19 de novembro de 2010

No “ritmo” da Congada: tradição e fé ao som de muitos tambores.





 20 de novembro é dia da consciência negra, data na qual as questões vivenciadas pela população negra ganham destaque. Todavia, o preconceito ainda velado em nossa sociedade deve ser discutido e combatido sempre. Infelizmente pouco se conhece sobre as culturas negras, suas origens e especificidades e facilmente encontramos pessoas que estereotipam e discriminam tais ações. Nesse sentido, resumo um trabalho entregue na disciplina de Antropologia da Música oferecida pelo prof. José Carlos no curso de Ciências Sociais da UNIFESP.
A congada ou congado, é uma manifestação cultural de matriz banto-africana, (do Congo, Angola e Moçambique, espalhados pelas lavouras de cana-de-açúcar, no Rio de Janeiro, São Paulo, Espírito Santo e Minas Gerais), influenciada pela religião católica. Trata-se de um ritual híbrido identificado pela coroação de reis negros e a louvação a santos católicos, através de bandas percussivas, realizada desde início do século XVII. Entretanto, essa manifestação permanece até os dias atuais, nos quais valores e tradições ancestrais são anualmente revividos “desde o período colonial, anualmente, as Irmandades escolhem “reis” que cumprem papéis rituais e sociais e são festejados com danças, músicas e teatralizações” (Alcântara: 2008, 166).
Ao serem separados do mundo e das pessoas que até então davam sentido à sua existência pessoal, como argumenta Mariana Mello e Souza, os africanos se reagruparam a partir de novos laços e identidades, tornando-se malungos durante a travessia do Atlântico, companheiros de senzala, membros de corporações de trabalho, irmãos de Nossa Senhora do Rosário.

INFORMAÇÕES EXIBIDAS:
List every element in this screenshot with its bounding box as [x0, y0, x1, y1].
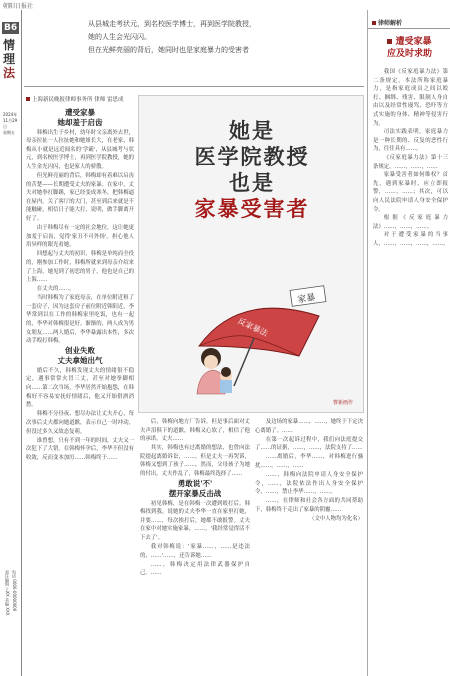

OBJETIVO:
Responda às perguntas abaixo sobre o texto da Congada, marcando cada resposta com a mesma letra da pergunta.
(a) Em qual disciplina e em qual curso foi entregue o trabalho resumido no texto?
(b) Desde quando a congada é realizada, segundo o texto?
(c) Segundo o argumento de Mariana Mello e Souza, em que os africanos se tornaram durante a travessia do Atlântico?
As linhas não são necessárias.

RESULTADO:
(a) Na disciplina de Antropologia da Música, do curso de Ciências Sociais da UNIFESP.
(b) Desde o início do século XVII.
(c) Em malungos.